(TRECHO SELECIONADO)
Quando o governo Trump cancelou mais de US$ 7,5 bilhões em subsídios federais da era Biden para projetos de energia limpa em outubro, apresentou a medida como uma correção urgente para proteger o dinheiro dos contribuintes contra desperdício.

Mas não era verdade.

Em documentos judiciais que passaram quase despercebidos, autoridades federais reconheceram neste mês que haviam encerrado o financiamento "exclusivamente com base" em critérios políticos, visando projetos em estados representados por democratas e que haviam votado em Kamala Harris, a candidata presidencial do partido, na eleição de 2024.

A declaração mostra como o presidente Trump transformou em arma a distribuição de ajuda federal para educação, energia, saúde, habitação e infraestrutura em seu segundo mandato. Longe de combater o tipo de gasto indevido que Trump considera endêmico em Washington, a Casa Branca buscou, em vez disso, usar o orçamento como ferramenta para ajudar seus aliados —ou como um porrete para prejudicar os inimigos do presidente.

(MATERIAL PARA ANÁLISE)

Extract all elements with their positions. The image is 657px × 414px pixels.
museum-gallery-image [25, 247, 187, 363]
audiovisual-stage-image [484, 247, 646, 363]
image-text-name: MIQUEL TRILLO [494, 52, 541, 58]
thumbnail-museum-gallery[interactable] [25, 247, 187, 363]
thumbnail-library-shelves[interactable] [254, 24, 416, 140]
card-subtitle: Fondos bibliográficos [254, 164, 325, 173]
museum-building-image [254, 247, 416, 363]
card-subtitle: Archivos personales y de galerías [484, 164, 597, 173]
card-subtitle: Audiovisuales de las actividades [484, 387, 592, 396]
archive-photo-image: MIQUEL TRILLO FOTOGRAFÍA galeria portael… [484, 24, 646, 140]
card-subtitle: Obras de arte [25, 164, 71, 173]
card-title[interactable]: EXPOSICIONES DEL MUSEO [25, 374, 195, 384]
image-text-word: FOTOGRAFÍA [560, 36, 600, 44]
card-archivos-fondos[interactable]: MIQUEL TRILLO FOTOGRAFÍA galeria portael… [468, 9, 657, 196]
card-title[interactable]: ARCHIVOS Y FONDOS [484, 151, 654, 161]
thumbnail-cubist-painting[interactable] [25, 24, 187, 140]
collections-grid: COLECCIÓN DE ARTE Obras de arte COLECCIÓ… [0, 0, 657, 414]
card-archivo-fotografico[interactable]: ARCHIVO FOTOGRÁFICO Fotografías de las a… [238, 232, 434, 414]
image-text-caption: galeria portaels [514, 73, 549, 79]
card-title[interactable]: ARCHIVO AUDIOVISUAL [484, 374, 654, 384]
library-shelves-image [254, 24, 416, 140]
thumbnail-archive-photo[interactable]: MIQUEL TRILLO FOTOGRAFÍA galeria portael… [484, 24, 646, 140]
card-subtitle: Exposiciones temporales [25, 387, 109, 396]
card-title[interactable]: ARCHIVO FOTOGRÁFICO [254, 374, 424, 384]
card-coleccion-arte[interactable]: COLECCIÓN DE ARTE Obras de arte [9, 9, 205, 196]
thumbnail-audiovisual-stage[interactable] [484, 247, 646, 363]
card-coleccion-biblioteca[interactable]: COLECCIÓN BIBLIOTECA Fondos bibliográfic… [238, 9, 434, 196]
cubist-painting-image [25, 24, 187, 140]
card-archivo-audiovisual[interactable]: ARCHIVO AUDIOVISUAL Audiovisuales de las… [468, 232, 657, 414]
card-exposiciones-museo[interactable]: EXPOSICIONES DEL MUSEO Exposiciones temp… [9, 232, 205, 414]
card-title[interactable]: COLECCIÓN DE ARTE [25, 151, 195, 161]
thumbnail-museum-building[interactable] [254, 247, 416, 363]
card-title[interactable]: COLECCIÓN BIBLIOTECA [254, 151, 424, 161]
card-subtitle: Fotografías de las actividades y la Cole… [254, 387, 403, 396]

(CONJUNTO DE TAREFAS)
(a) De acordo com o trecho sobre o corte de subsídios para energia limpa, quanto o governo Trump cancelou em outubro?
(b) Retome o trecho sobre o corte de subsídios para energia limpa e escreva a continuação a partir da última frase apresentada.

(RESPOSTAS DO EXERCÍCIO)
(a) Mais de US$ 7,5 bilhões em subsídios federais da era Biden para projetos de energia limpa.

(b)
A saga ilustra o que está em jogo enquanto o governo Trump finaliza um conjunto de regras que dariam ao presidente controle ainda maior sobre mais de US$ 1 trilhão em subsídios federais anuais. Para os críticos, a nova regulamentação apenas facilitaria ao presidente cortar parcelas ainda maiores de financiamentos aprovados pelo Congresso por divergências políticas.